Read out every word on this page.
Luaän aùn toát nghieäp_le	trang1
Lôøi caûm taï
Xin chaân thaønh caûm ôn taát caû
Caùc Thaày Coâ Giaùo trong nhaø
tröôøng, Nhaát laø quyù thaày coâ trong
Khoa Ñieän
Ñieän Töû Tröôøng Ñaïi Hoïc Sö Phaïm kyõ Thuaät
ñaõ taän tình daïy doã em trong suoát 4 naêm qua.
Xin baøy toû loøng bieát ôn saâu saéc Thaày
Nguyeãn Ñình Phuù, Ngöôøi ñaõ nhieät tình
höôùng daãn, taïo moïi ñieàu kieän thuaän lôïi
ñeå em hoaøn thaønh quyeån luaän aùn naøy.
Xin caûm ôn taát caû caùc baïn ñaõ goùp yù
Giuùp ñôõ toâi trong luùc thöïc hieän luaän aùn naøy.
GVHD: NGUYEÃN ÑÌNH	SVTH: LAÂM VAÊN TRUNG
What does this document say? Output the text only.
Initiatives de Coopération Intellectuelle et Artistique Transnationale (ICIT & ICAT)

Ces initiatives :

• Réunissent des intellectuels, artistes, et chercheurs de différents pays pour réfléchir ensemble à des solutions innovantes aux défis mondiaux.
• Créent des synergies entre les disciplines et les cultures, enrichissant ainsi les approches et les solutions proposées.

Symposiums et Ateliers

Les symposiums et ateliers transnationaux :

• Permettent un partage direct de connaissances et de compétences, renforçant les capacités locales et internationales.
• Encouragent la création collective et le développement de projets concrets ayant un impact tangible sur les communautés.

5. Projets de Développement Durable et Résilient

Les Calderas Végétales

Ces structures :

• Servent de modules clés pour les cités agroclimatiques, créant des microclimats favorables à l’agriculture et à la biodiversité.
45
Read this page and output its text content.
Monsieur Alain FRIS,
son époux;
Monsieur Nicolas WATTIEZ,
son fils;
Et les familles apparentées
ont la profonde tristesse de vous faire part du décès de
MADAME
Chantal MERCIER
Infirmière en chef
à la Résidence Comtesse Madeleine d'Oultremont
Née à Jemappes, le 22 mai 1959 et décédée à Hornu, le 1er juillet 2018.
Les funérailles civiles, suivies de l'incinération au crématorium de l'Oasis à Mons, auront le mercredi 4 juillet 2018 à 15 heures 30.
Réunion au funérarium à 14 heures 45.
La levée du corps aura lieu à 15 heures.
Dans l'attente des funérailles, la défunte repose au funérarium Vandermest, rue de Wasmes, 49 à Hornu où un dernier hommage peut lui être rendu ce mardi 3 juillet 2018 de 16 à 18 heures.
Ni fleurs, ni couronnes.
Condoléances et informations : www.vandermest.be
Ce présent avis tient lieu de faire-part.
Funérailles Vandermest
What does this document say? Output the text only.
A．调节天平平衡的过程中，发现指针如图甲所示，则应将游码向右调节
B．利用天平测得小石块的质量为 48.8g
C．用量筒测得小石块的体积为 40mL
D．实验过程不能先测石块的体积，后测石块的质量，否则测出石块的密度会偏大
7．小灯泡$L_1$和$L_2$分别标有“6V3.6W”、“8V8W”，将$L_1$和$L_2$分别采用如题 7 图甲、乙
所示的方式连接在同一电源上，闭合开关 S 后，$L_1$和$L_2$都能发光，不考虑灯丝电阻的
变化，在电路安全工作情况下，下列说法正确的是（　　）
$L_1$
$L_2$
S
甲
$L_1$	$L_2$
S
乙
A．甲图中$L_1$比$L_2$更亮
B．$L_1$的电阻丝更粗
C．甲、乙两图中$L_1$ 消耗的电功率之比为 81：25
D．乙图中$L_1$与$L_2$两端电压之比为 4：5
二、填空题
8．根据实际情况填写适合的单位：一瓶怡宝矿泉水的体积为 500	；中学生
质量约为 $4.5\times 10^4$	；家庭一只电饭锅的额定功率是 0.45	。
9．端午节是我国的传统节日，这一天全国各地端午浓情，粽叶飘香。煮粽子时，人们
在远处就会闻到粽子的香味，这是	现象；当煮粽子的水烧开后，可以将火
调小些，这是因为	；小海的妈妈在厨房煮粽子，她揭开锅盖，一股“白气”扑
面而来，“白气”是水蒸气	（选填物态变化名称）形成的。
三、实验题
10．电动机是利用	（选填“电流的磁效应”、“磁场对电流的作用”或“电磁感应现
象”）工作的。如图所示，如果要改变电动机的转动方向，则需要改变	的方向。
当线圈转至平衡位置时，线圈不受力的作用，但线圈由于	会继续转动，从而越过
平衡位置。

=====

Given instruction:
Above are the records; copy all of them exactly.

Answer to this problem:
Read out every word on this page.
Luaän aùn toát nghieäp_le	trang1
Lôøi caûm taï
Xin chaân thaønh caûm ôn taát caû
Caùc Thaày Coâ Giaùo trong nhaø
tröôøng, Nhaát laø quyù thaày coâ trong
Khoa Ñieän
Ñieän Töû Tröôøng Ñaïi Hoïc Sö Phaïm kyõ Thuaät
ñaõ taän tình daïy doã em trong suoát 4 naêm qua.
Xin baøy toû loøng bieát ôn saâu saéc Thaày
Nguyeãn Ñình Phuù, Ngöôøi ñaõ nhieät tình
höôùng daãn, taïo moïi ñieàu kieän thuaän lôïi
ñeå em hoaøn thaønh quyeån luaän aùn naøy.
Xin caûm ôn taát caû caùc baïn ñaõ goùp yù
Giuùp ñôõ toâi trong luùc thöïc hieän luaän aùn naøy.
GVHD: NGUYEÃN ÑÌNH	SVTH: LAÂM VAÊN TRUNG
What does this document say? Output the text only.
Initiatives de Coopération Intellectuelle et Artistique Transnationale (ICIT & ICAT)

Ces initiatives :

• Réunissent des intellectuels, artistes, et chercheurs de différents pays pour réfléchir ensemble à des solutions innovantes aux défis mondiaux.
• Créent des synergies entre les disciplines et les cultures, enrichissant ainsi les approches et les solutions proposées.

Symposiums et Ateliers

Les symposiums et ateliers transnationaux :

• Permettent un partage direct de connaissances et de compétences, renforçant les capacités locales et internationales.
• Encouragent la création collective et le développement de projets concrets ayant un impact tangible sur les communautés.

5. Projets de Développement Durable et Résilient

Les Calderas Végétales

Ces structures :

• Servent de modules clés pour les cités agroclimatiques, créant des microclimats favorables à l’agriculture et à la biodiversité.
45
Read this page and output its text content.
Monsieur Alain FRIS,
son époux;
Monsieur Nicolas WATTIEZ,
son fils;
Et les familles apparentées
ont la profonde tristesse de vous faire part du décès de
MADAME
Chantal MERCIER
Infirmière en chef
à la Résidence Comtesse Madeleine d'Oultremont
Née à Jemappes, le 22 mai 1959 et décédée à Hornu, le 1er juillet 2018.
Les funérailles civiles, suivies de l'incinération au crématorium de l'Oasis à Mons, auront le mercredi 4 juillet 2018 à 15 heures 30.
Réunion au funérarium à 14 heures 45.
La levée du corps aura lieu à 15 heures.
Dans l'attente des funérailles, la défunte repose au funérarium Vandermest, rue de Wasmes, 49 à Hornu où un dernier hommage peut lui être rendu ce mardi 3 juillet 2018 de 16 à 18 heures.
Ni fleurs, ni couronnes.
Condoléances et informations : www.vandermest.be
Ce présent avis tient lieu de faire-part.
Funérailles Vandermest
What does this document say? Output the text only.
A．调节天平平衡的过程中，发现指针如图甲所示，则应将游码向右调节
B．利用天平测得小石块的质量为 48.8g
C．用量筒测得小石块的体积为 40mL
D．实验过程不能先测石块的体积，后测石块的质量，否则测出石块的密度会偏大
7．小灯泡$L_1$和$L_2$分别标有“6V3.6W”、“8V8W”，将$L_1$和$L_2$分别采用如题 7 图甲、乙
所示的方式连接在同一电源上，闭合开关 S 后，$L_1$和$L_2$都能发光，不考虑灯丝电阻的
变化，在电路安全工作情况下，下列说法正确的是（　　）
$L_1$
$L_2$
S
甲
$L_1$	$L_2$
S
乙
A．甲图中$L_1$比$L_2$更亮
B．$L_1$的电阻丝更粗
C．甲、乙两图中$L_1$ 消耗的电功率之比为 81：25
D．乙图中$L_1$与$L_2$两端电压之比为 4：5
二、填空题
8．根据实际情况填写适合的单位：一瓶怡宝矿泉水的体积为 500	；中学生
质量约为 $4.5\times 10^4$	；家庭一只电饭锅的额定功率是 0.45	。
9．端午节是我国的传统节日，这一天全国各地端午浓情，粽叶飘香。煮粽子时，人们
在远处就会闻到粽子的香味，这是	现象；当煮粽子的水烧开后，可以将火
调小些，这是因为	；小海的妈妈在厨房煮粽子，她揭开锅盖，一股“白气”扑
面而来，“白气”是水蒸气	（选填物态变化名称）形成的。
三、实验题
10．电动机是利用	（选填“电流的磁效应”、“磁场对电流的作用”或“电磁感应现
象”）工作的。如图所示，如果要改变电动机的转动方向，则需要改变	的方向。
当线圈转至平衡位置时，线圈不受力的作用，但线圈由于	会继续转动，从而越过
平衡位置。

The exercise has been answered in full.